* **ENTRIES**
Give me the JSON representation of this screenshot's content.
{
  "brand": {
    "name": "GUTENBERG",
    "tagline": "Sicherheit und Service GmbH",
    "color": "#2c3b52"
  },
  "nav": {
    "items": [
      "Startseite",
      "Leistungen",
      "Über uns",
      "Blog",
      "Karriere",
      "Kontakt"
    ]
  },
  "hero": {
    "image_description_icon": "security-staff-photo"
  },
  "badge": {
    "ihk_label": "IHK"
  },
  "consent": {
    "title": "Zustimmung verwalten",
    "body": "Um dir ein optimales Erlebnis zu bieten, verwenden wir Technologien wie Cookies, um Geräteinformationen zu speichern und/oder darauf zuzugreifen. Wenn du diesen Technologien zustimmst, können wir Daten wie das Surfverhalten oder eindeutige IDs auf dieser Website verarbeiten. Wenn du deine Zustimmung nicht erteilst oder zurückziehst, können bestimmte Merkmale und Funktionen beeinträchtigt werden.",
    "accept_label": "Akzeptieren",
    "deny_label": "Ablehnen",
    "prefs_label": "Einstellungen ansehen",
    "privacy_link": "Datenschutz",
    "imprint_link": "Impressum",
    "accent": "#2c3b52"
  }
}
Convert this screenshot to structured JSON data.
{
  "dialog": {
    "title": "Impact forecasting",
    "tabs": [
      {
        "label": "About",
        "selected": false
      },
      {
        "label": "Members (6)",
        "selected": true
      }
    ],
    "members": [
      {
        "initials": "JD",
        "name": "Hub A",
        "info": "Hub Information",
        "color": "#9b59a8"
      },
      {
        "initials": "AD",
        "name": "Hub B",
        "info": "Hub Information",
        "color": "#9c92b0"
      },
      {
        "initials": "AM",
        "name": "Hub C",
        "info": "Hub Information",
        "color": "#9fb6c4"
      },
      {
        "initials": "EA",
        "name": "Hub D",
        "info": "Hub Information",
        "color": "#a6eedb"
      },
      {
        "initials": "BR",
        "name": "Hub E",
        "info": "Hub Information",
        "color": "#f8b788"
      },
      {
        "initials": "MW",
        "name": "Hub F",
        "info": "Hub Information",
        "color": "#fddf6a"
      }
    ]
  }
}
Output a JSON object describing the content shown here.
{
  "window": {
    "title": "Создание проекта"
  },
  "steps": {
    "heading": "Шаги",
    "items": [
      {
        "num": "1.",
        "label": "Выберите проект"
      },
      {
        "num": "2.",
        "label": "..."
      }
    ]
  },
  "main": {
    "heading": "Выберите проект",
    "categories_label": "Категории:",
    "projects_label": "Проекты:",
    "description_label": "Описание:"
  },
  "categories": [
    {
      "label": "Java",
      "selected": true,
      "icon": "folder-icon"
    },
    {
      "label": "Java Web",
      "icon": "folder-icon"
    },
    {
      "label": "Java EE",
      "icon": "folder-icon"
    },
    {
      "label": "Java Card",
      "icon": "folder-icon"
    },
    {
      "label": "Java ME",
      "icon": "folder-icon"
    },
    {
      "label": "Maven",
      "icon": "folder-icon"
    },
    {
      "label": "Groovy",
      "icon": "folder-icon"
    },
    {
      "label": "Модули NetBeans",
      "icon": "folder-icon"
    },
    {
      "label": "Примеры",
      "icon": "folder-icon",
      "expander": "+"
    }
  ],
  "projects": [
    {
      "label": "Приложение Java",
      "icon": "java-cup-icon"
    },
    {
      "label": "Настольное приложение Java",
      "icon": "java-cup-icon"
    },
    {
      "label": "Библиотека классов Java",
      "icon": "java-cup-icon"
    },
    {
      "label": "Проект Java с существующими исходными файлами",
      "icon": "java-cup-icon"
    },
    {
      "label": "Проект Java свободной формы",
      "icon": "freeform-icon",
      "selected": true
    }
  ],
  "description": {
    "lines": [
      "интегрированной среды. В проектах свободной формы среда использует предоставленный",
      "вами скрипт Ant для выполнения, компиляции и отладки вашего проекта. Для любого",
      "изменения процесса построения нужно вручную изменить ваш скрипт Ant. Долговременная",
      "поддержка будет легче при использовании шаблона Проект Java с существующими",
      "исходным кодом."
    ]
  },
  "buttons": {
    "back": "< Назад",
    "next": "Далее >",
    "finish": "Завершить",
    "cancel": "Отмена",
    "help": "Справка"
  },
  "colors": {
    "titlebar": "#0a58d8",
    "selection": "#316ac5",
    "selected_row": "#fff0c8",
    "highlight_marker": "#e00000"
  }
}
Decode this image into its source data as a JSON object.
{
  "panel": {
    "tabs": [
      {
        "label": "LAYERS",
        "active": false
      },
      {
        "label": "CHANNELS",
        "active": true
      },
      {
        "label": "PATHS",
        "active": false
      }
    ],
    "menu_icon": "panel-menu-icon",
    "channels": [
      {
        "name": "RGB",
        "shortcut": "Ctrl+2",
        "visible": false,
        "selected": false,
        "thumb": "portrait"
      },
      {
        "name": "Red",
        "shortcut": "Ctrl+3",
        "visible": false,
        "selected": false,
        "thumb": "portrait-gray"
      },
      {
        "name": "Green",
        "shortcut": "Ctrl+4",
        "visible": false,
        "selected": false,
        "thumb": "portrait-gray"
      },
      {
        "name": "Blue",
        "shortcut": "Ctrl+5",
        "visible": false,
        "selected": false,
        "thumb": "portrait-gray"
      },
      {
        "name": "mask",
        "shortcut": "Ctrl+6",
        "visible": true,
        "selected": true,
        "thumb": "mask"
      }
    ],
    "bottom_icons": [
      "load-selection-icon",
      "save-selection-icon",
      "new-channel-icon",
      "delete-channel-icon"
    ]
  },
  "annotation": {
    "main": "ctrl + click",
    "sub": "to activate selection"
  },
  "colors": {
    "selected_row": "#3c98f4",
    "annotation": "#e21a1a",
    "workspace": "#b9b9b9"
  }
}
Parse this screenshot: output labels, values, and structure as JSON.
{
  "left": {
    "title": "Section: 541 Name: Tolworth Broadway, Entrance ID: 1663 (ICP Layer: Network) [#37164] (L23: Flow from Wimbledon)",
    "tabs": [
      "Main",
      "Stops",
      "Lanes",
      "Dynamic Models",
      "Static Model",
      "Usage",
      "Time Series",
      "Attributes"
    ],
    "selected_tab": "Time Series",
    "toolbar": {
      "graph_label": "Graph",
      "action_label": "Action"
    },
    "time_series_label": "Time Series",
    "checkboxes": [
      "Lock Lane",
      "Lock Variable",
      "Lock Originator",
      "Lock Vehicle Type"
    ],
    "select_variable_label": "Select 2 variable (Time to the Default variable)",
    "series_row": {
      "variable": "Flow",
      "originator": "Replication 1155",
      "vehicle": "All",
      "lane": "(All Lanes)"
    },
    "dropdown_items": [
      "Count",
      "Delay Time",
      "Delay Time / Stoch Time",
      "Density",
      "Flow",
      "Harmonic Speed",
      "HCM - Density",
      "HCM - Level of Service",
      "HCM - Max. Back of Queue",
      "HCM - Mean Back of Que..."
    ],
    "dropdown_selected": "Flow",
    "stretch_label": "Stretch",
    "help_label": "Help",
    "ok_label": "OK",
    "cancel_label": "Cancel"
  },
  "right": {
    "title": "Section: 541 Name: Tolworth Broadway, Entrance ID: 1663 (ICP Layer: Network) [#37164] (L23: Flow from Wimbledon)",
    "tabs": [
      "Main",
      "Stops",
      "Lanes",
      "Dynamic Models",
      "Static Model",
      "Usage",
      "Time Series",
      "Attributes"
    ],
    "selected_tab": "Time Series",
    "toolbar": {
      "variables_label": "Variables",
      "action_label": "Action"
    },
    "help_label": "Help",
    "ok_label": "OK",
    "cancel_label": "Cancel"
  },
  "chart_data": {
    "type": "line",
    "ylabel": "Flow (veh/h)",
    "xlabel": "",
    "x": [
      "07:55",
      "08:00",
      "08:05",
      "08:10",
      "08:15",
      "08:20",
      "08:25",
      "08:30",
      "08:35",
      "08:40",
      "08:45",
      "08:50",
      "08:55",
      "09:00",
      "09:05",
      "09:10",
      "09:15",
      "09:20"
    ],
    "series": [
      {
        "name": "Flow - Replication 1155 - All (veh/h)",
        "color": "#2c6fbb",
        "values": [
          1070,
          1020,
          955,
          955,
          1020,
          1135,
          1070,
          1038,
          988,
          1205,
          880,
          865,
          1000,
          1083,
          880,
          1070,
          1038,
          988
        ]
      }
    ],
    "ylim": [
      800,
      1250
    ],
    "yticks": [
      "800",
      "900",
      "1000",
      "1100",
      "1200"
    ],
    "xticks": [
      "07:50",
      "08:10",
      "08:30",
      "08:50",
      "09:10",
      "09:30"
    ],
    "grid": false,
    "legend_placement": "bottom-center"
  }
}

* **SHORT TASK**
From the entries, copy out each line containing the word "Flow".

* **EXPECTED ANSWER**
    "title": "Section: 541 Name: Tolworth Broadway, Entrance ID: 1663 (ICP Layer: Network) [#37164] (L23: Flow from Wimbledon)",
      "variable": "Flow",
      "Flow",
    "dropdown_selected": "Flow",
    "title": "Section: 541 Name: Tolworth Broadway, Entrance ID: 1663 (ICP Layer: Network) [#37164] (L23: Flow from Wimbledon)",
    "ylabel": "Flow (veh/h)",
        "name": "Flow - Replication 1155 - All (veh/h)",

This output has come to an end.